# RECORD LIST
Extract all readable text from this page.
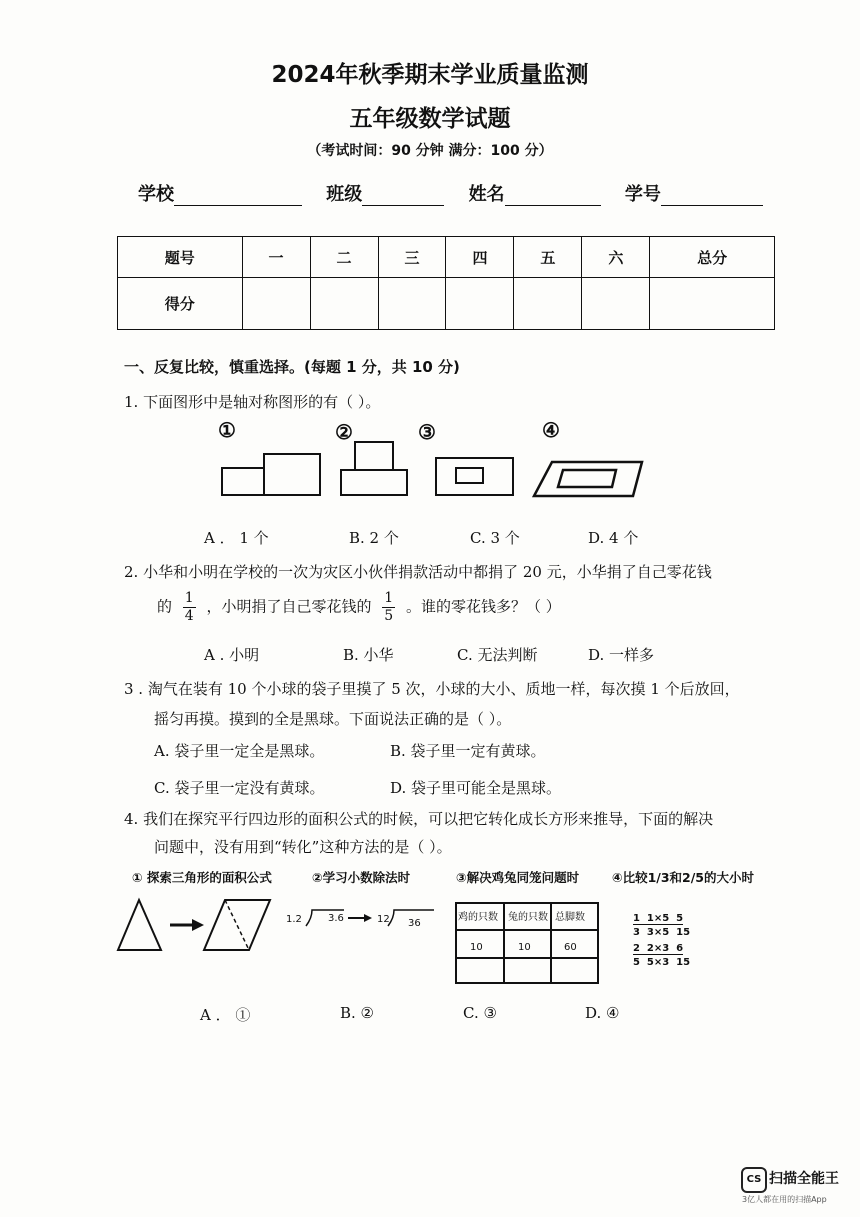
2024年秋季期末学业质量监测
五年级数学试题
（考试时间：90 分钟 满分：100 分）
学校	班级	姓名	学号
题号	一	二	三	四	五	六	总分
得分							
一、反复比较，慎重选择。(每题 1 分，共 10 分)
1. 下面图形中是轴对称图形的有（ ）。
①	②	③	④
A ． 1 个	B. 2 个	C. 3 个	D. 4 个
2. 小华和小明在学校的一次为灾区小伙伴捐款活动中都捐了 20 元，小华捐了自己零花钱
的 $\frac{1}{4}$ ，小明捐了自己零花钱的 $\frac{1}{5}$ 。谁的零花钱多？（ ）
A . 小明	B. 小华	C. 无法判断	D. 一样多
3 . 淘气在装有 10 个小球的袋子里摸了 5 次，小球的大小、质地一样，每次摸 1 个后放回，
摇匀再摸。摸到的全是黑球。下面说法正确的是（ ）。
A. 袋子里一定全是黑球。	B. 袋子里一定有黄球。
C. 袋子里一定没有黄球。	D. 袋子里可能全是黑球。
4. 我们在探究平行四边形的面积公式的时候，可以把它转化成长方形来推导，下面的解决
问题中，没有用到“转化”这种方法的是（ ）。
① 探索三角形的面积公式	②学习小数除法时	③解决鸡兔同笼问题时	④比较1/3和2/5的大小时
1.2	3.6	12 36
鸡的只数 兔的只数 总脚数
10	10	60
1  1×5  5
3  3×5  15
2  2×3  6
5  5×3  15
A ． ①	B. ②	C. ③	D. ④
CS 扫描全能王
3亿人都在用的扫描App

# WHAT IS ASKED
Print every entry above again without changing a word, and omit the pictures.

# RESULT OF THE EXERCISE
Extract all readable text from this page.
2024年秋季期末学业质量监测
五年级数学试题
（考试时间：90 分钟 满分：100 分）
学校	班级	姓名	学号
题号	一	二	三	四	五	六	总分
得分							
一、反复比较，慎重选择。(每题 1 分，共 10 分)
1. 下面图形中是轴对称图形的有（ ）。
①	②	③	④
A ． 1 个	B. 2 个	C. 3 个	D. 4 个
2. 小华和小明在学校的一次为灾区小伙伴捐款活动中都捐了 20 元，小华捐了自己零花钱
的 $\frac{1}{4}$ ，小明捐了自己零花钱的 $\frac{1}{5}$ 。谁的零花钱多？（ ）
A . 小明	B. 小华	C. 无法判断	D. 一样多
3 . 淘气在装有 10 个小球的袋子里摸了 5 次，小球的大小、质地一样，每次摸 1 个后放回，
摇匀再摸。摸到的全是黑球。下面说法正确的是（ ）。
A. 袋子里一定全是黑球。	B. 袋子里一定有黄球。
C. 袋子里一定没有黄球。	D. 袋子里可能全是黑球。
4. 我们在探究平行四边形的面积公式的时候，可以把它转化成长方形来推导，下面的解决
问题中，没有用到“转化”这种方法的是（ ）。
① 探索三角形的面积公式	②学习小数除法时	③解决鸡兔同笼问题时	④比较1/3和2/5的大小时
1.2	3.6	12 36
鸡的只数 兔的只数 总脚数
10	10	60
1  1×5  5
3  3×5  15
2  2×3  6
5  5×3  15
A ． ①	B. ②	C. ③	D. ④
CS 扫描全能王
3亿人都在用的扫描App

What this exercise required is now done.